Selected excerpt:
*** Block opens ***

BioNews reporting from ESHRE conference, Copenhagen: A presentation given at the annual conference of the European Society of Human Reproduction and Embryology (ESHRE) shows what effects restrictive Italian fertility laws, which came into force on 10 March 2004, have had on people's choices about their frozen embryos. Italy's laws, said...

BioNews reporting from ESHRE conference, Copenhagen: A presentation given at the annual conference of the European Society of Human Reproduction and Embryology (ESHRE) shows what effects restrictive Italian fertility laws, which came into force on 10 March 2004, have had on people's choices about their frozen embryos.

*** Block closes ***

Document understanding data:
*** Block opens ***

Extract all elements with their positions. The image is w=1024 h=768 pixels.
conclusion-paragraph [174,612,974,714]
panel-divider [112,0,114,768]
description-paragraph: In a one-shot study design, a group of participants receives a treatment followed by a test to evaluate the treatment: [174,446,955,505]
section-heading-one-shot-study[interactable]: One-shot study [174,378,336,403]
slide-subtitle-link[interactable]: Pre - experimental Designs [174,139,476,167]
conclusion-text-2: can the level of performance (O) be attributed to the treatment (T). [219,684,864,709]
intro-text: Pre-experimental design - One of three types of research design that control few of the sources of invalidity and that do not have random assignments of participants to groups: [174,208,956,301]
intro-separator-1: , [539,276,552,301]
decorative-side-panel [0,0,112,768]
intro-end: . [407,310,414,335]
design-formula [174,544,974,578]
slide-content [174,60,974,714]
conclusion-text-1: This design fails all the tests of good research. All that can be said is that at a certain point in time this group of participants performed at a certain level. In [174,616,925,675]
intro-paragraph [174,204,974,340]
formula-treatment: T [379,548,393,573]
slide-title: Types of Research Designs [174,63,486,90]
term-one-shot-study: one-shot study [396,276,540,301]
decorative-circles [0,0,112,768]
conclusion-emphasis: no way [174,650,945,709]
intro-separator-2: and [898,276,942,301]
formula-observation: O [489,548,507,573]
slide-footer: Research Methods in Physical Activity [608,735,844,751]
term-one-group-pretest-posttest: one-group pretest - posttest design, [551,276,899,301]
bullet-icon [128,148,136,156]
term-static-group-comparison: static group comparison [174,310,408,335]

*** Block closes ***

Pick up the report on Italian fertility laws and frozen embryos after its last sentence and continue it. The records are material separate from the text.

Output below:
Italy's laws, said to be the most restrictive in Europe, were passed in December 2003 to counter the country's reputation for being the 'Wild West' of fertility treatments. The law restricts the provision of fertility treatments to 'stable heterosexual couples' who live together and are of childbearing age, and who are shown to be clinically infertile. Research using human embryos is prohibited, as well as embryo freezing, gamete donation, surrogacy, and the provision of any fertility treatments for single women or same-sex couples. The law also says that no more than three eggs can be fertilised at any one time, and that any eggs fertilised must all be transferred to the uterus simultaneously, increasing the risk of multiple births. PGD and prenatal screening for genetic disorders are banned.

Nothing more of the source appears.